What to produce: Each line of the data must be copied exactly.
*** Block opens ***
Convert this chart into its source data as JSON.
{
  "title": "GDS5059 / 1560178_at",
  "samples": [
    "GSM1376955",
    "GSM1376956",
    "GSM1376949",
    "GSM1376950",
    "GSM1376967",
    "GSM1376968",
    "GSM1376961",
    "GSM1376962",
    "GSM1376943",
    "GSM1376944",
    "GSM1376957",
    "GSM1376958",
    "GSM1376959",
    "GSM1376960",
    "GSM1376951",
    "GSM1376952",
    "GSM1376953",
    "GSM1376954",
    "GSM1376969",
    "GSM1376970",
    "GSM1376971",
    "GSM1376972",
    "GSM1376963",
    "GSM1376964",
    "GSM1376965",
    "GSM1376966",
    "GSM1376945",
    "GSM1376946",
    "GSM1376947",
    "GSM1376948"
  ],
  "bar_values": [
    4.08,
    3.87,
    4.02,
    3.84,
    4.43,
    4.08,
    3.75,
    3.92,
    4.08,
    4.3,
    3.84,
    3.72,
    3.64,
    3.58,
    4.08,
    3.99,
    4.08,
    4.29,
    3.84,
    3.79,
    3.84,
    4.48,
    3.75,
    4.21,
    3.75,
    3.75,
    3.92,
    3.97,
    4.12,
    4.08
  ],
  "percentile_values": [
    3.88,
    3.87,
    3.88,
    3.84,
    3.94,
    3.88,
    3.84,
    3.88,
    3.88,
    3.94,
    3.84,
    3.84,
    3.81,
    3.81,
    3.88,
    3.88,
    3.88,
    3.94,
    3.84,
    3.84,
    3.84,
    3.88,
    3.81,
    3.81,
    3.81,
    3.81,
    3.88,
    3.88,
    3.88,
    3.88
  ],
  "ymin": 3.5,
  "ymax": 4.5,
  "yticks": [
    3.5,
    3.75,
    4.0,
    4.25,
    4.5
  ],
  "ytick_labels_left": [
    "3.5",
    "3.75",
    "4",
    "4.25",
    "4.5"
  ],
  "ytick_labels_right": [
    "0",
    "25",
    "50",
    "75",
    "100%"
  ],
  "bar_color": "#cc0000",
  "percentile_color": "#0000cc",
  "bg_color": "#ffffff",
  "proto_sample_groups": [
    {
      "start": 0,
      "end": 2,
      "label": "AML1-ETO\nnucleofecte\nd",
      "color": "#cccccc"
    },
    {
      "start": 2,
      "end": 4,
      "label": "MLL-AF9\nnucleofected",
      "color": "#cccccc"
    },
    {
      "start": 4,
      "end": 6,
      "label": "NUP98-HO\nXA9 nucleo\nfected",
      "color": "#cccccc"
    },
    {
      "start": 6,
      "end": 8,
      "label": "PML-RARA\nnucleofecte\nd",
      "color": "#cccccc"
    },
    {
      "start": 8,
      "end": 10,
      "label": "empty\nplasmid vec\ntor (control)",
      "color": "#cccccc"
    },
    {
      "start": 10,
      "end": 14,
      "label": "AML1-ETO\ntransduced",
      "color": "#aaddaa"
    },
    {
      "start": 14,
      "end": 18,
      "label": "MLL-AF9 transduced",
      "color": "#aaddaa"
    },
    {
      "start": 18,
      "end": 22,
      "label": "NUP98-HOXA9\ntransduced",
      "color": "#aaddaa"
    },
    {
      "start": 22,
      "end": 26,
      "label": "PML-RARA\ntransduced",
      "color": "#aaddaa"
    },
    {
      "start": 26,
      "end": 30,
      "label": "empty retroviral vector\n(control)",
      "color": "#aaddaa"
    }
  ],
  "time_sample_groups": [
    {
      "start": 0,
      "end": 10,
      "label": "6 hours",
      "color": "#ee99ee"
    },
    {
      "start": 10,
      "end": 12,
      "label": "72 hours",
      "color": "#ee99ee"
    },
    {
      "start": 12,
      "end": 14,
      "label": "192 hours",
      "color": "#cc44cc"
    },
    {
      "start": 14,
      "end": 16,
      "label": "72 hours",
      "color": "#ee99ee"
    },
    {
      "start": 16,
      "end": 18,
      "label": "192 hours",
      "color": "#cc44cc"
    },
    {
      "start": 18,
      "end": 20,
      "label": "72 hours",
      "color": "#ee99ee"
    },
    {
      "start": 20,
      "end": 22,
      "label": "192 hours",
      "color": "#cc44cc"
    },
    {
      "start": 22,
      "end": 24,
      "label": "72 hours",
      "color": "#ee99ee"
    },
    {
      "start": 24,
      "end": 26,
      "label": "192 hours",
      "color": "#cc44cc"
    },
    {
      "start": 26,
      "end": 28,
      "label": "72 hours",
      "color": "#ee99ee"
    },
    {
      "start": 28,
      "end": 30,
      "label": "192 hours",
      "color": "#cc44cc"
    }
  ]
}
*** Block closes ***
Result of the exercise:
Convert this chart into its source data as JSON.
{
  "title": "GDS5059 / 1560178_at",
  "samples": [
    "GSM1376955",
    "GSM1376956",
    "GSM1376949",
    "GSM1376950",
    "GSM1376967",
    "GSM1376968",
    "GSM1376961",
    "GSM1376962",
    "GSM1376943",
    "GSM1376944",
    "GSM1376957",
    "GSM1376958",
    "GSM1376959",
    "GSM1376960",
    "GSM1376951",
    "GSM1376952",
    "GSM1376953",
    "GSM1376954",
    "GSM1376969",
    "GSM1376970",
    "GSM1376971",
    "GSM1376972",
    "GSM1376963",
    "GSM1376964",
    "GSM1376965",
    "GSM1376966",
    "GSM1376945",
    "GSM1376946",
    "GSM1376947",
    "GSM1376948"
  ],
  "bar_values": [
    4.08,
    3.87,
    4.02,
    3.84,
    4.43,
    4.08,
    3.75,
    3.92,
    4.08,
    4.3,
    3.84,
    3.72,
    3.64,
    3.58,
    4.08,
    3.99,
    4.08,
    4.29,
    3.84,
    3.79,
    3.84,
    4.48,
    3.75,
    4.21,
    3.75,
    3.75,
    3.92,
    3.97,
    4.12,
    4.08
  ],
  "percentile_values": [
    3.88,
    3.87,
    3.88,
    3.84,
    3.94,
    3.88,
    3.84,
    3.88,
    3.88,
    3.94,
    3.84,
    3.84,
    3.81,
    3.81,
    3.88,
    3.88,
    3.88,
    3.94,
    3.84,
    3.84,
    3.84,
    3.88,
    3.81,
    3.81,
    3.81,
    3.81,
    3.88,
    3.88,
    3.88,
    3.88
  ],
  "ymin": 3.5,
  "ymax": 4.5,
  "yticks": [
    3.5,
    3.75,
    4.0,
    4.25,
    4.5
  ],
  "ytick_labels_left": [
    "3.5",
    "3.75",
    "4",
    "4.25",
    "4.5"
  ],
  "ytick_labels_right": [
    "0",
    "25",
    "50",
    "75",
    "100%"
  ],
  "bar_color": "#cc0000",
  "percentile_color": "#0000cc",
  "bg_color": "#ffffff",
  "proto_sample_groups": [
    {
      "start": 0,
      "end": 2,
      "label": "AML1-ETO\nnucleofecte\nd",
      "color": "#cccccc"
    },
    {
      "start": 2,
      "end": 4,
      "label": "MLL-AF9\nnucleofected",
      "color": "#cccccc"
    },
    {
      "start": 4,
      "end": 6,
      "label": "NUP98-HO\nXA9 nucleo\nfected",
      "color": "#cccccc"
    },
    {
      "start": 6,
      "end": 8,
      "label": "PML-RARA\nnucleofecte\nd",
      "color": "#cccccc"
    },
    {
      "start": 8,
      "end": 10,
      "label": "empty\nplasmid vec\ntor (control)",
      "color": "#cccccc"
    },
    {
      "start": 10,
      "end": 14,
      "label": "AML1-ETO\ntransduced",
      "color": "#aaddaa"
    },
    {
      "start": 14,
      "end": 18,
      "label": "MLL-AF9 transduced",
      "color": "#aaddaa"
    },
    {
      "start": 18,
      "end": 22,
      "label": "NUP98-HOXA9\ntransduced",
      "color": "#aaddaa"
    },
    {
      "start": 22,
      "end": 26,
      "label": "PML-RARA\ntransduced",
      "color": "#aaddaa"
    },
    {
      "start": 26,
      "end": 30,
      "label": "empty retroviral vector\n(control)",
      "color": "#aaddaa"
    }
  ],
  "time_sample_groups": [
    {
      "start": 0,
      "end": 10,
      "label": "6 hours",
      "color": "#ee99ee"
    },
    {
      "start": 10,
      "end": 12,
      "label": "72 hours",
      "color": "#ee99ee"
    },
    {
      "start": 12,
      "end": 14,
      "label": "192 hours",
      "color": "#cc44cc"
    },
    {
      "start": 14,
      "end": 16,
      "label": "72 hours",
      "color": "#ee99ee"
    },
    {
      "start": 16,
      "end": 18,
      "label": "192 hours",
      "color": "#cc44cc"
    },
    {
      "start": 18,
      "end": 20,
      "label": "72 hours",
      "color": "#ee99ee"
    },
    {
      "start": 20,
      "end": 22,
      "label": "192 hours",
      "color": "#cc44cc"
    },
    {
      "start": 22,
      "end": 24,
      "label": "72 hours",
      "color": "#ee99ee"
    },
    {
      "start": 24,
      "end": 26,
      "label": "192 hours",
      "color": "#cc44cc"
    },
    {
      "start": 26,
      "end": 28,
      "label": "72 hours",
      "color": "#ee99ee"
    },
    {
      "start": 28,
      "end": 30,
      "label": "192 hours",
      "color": "#cc44cc"
    }
  ]
}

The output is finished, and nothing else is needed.